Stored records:
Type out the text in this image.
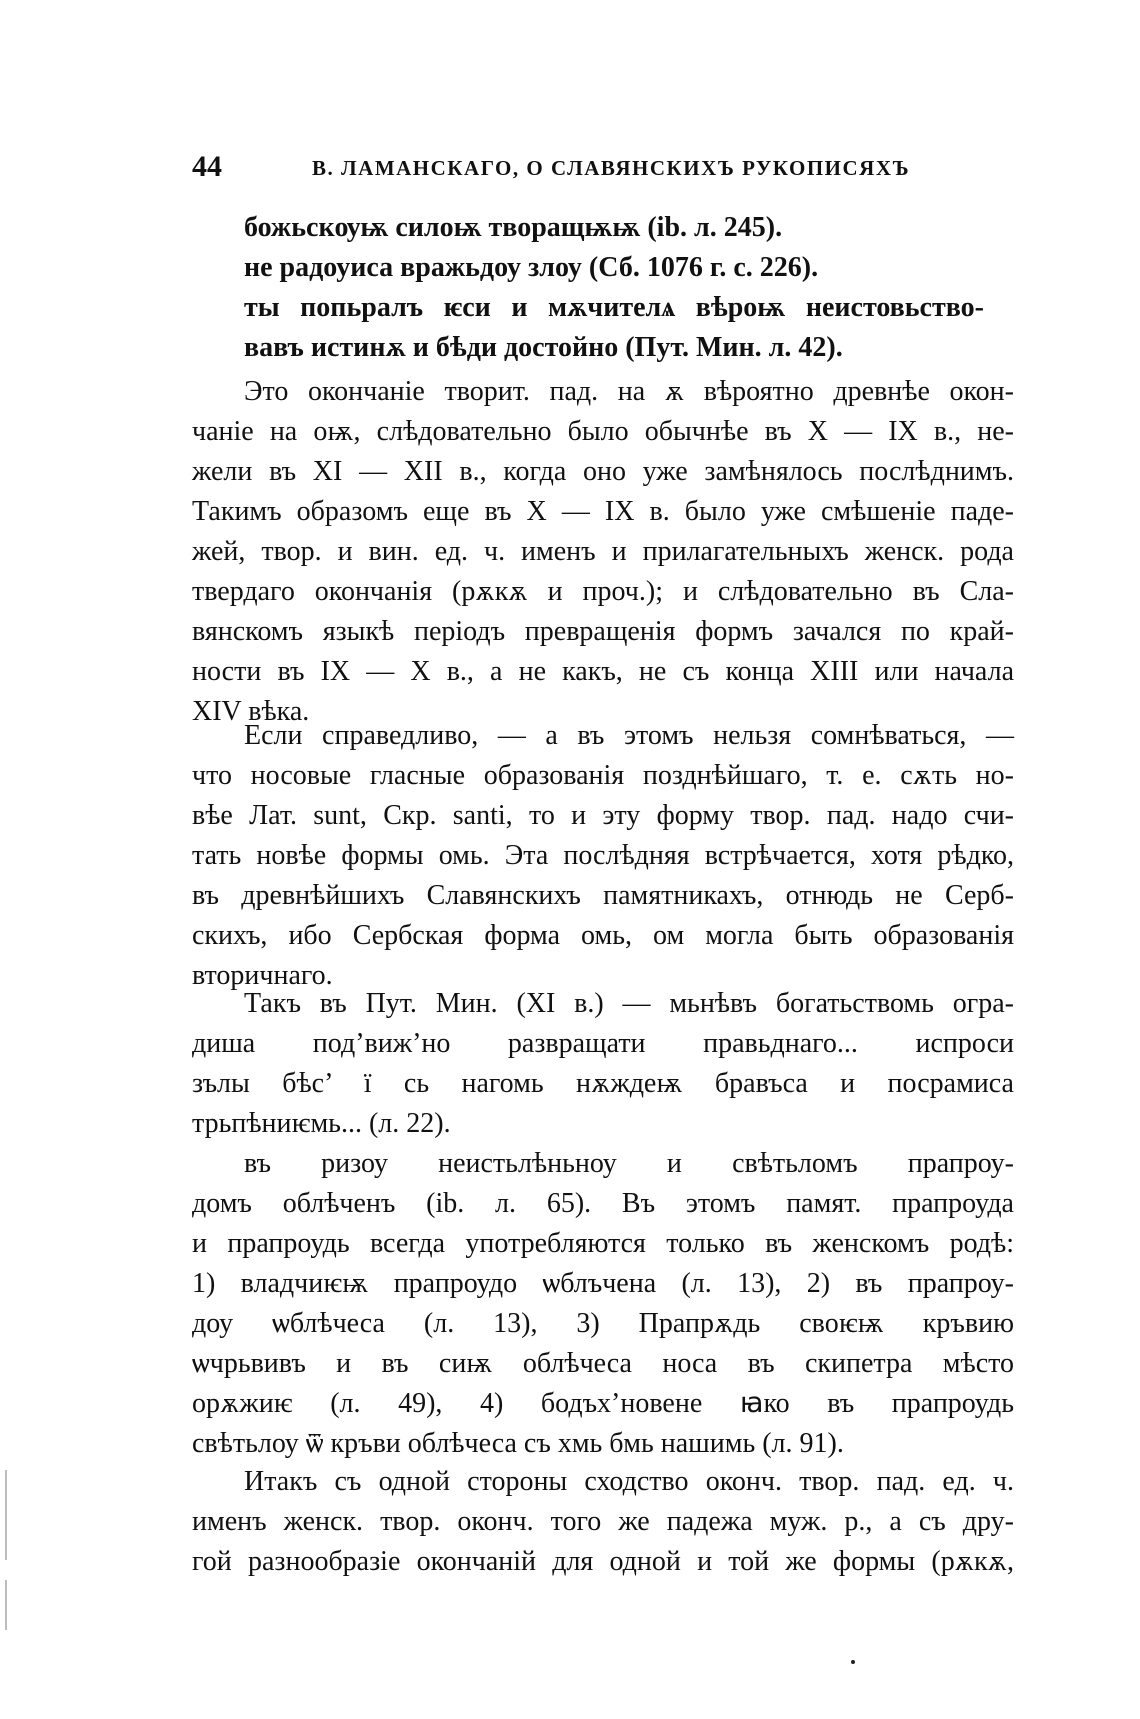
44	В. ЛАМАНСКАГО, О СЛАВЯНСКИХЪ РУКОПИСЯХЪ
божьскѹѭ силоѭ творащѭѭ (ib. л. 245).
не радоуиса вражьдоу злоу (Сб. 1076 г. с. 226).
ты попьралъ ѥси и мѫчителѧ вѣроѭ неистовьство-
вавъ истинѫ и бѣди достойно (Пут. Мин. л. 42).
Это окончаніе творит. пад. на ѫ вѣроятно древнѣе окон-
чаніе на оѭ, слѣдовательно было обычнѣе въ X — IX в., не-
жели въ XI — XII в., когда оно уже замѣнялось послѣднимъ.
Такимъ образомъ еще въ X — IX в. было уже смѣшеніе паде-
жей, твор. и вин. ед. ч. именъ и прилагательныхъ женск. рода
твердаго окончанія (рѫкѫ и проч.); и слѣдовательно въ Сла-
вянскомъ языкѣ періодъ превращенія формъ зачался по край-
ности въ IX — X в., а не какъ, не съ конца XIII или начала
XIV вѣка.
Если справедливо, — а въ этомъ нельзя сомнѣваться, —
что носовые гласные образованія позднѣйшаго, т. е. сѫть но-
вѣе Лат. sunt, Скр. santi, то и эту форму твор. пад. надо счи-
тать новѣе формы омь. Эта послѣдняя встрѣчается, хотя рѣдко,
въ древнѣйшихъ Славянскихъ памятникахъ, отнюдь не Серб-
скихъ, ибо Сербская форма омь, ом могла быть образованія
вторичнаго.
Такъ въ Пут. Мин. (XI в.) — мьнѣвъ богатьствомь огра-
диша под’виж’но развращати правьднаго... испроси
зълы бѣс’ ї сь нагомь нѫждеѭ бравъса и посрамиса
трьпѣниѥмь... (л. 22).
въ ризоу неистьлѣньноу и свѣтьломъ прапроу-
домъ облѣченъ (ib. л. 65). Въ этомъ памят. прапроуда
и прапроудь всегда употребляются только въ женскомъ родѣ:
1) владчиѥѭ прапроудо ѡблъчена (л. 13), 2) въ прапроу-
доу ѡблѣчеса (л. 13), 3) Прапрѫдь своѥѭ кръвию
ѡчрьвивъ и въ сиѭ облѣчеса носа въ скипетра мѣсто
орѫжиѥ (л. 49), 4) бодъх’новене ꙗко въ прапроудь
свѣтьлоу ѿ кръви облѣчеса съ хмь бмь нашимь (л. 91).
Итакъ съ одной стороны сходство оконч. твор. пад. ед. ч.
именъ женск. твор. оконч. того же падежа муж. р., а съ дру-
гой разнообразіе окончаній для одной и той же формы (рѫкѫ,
...
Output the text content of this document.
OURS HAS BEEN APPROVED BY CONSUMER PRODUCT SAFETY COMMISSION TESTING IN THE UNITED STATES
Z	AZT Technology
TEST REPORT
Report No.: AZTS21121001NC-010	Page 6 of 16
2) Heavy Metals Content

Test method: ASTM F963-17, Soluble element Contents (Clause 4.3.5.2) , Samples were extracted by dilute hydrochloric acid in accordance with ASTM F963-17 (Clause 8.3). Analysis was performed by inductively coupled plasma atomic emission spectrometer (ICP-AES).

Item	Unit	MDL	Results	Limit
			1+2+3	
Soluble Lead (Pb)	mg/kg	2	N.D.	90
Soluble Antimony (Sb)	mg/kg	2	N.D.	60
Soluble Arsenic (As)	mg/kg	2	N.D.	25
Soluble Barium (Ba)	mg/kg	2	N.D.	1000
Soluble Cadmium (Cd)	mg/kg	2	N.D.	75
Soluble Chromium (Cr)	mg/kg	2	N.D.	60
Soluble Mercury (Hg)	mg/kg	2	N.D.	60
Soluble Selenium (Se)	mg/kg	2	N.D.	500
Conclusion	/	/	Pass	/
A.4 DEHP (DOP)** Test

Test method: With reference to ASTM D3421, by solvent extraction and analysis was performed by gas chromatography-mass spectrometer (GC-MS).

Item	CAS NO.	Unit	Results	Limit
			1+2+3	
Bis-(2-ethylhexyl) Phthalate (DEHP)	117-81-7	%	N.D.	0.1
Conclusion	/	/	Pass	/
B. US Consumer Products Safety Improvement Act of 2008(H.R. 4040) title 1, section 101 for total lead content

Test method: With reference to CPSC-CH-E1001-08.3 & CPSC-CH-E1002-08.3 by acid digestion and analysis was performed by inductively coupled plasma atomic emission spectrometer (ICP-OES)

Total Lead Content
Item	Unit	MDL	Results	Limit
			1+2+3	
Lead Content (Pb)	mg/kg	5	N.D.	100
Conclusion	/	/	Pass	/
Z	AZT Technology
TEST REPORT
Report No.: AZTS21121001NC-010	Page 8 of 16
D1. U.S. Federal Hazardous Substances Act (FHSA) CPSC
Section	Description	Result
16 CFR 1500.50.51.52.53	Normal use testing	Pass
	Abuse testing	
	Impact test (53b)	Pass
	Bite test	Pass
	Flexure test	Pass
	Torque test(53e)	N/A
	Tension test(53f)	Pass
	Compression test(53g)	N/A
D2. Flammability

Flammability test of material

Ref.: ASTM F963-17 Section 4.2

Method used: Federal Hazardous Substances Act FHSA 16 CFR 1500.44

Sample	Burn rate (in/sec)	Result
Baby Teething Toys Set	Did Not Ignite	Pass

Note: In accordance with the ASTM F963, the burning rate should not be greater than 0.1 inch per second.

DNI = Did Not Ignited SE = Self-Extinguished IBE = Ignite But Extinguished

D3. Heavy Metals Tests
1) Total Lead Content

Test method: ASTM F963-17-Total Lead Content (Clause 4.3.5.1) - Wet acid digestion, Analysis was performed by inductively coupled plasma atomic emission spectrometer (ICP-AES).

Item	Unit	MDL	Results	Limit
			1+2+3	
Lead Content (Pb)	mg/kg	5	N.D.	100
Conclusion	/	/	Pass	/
...
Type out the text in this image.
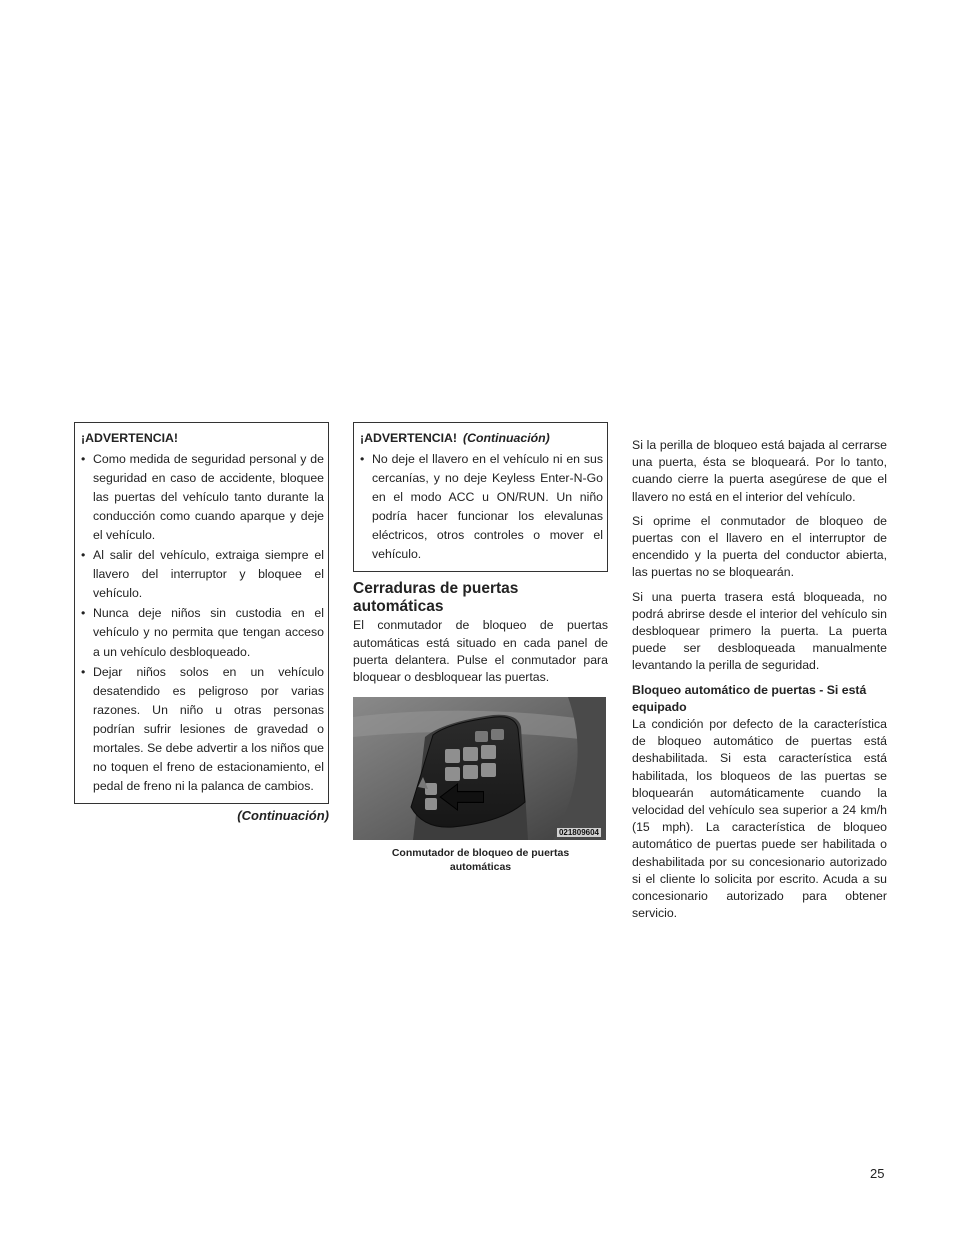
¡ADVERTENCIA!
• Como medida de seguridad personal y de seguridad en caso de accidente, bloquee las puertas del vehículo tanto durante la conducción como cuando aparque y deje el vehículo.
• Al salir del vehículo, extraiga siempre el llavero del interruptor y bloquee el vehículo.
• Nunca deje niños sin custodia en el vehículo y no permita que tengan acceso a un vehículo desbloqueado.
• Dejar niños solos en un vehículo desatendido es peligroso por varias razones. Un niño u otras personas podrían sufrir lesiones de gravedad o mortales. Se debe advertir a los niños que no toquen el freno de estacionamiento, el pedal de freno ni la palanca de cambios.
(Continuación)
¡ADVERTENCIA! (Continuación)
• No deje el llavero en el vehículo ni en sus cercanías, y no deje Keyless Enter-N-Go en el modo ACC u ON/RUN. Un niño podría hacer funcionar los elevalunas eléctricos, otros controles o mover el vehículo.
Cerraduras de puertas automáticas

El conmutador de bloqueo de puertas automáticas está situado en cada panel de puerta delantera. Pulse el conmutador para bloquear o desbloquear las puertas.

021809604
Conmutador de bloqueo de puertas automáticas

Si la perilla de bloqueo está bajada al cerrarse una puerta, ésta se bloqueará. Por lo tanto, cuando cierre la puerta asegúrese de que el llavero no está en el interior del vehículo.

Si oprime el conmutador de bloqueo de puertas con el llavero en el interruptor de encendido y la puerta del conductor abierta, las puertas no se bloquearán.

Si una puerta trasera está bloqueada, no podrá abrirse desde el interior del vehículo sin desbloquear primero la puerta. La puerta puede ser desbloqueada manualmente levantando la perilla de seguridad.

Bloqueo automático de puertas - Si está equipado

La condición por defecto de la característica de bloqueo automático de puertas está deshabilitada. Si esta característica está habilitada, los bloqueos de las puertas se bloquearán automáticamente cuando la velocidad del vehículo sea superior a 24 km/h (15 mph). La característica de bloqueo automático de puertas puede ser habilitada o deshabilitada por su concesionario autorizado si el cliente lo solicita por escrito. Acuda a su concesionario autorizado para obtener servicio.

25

*Task to complete*
Read through the lines above and collect those that contain the string "interior".

*Exercise answer*
Si la perilla de bloqueo está bajada al cerrarse una puerta, ésta se bloqueará. Por lo tanto, cuando cierre la puerta asegúrese de que el llavero no está en el interior del vehículo.
Si una puerta trasera está bloqueada, no podrá abrirse desde el interior del vehículo sin desbloquear primero la puerta. La puerta puede ser desbloqueada manualmente levantando la perilla de seguridad.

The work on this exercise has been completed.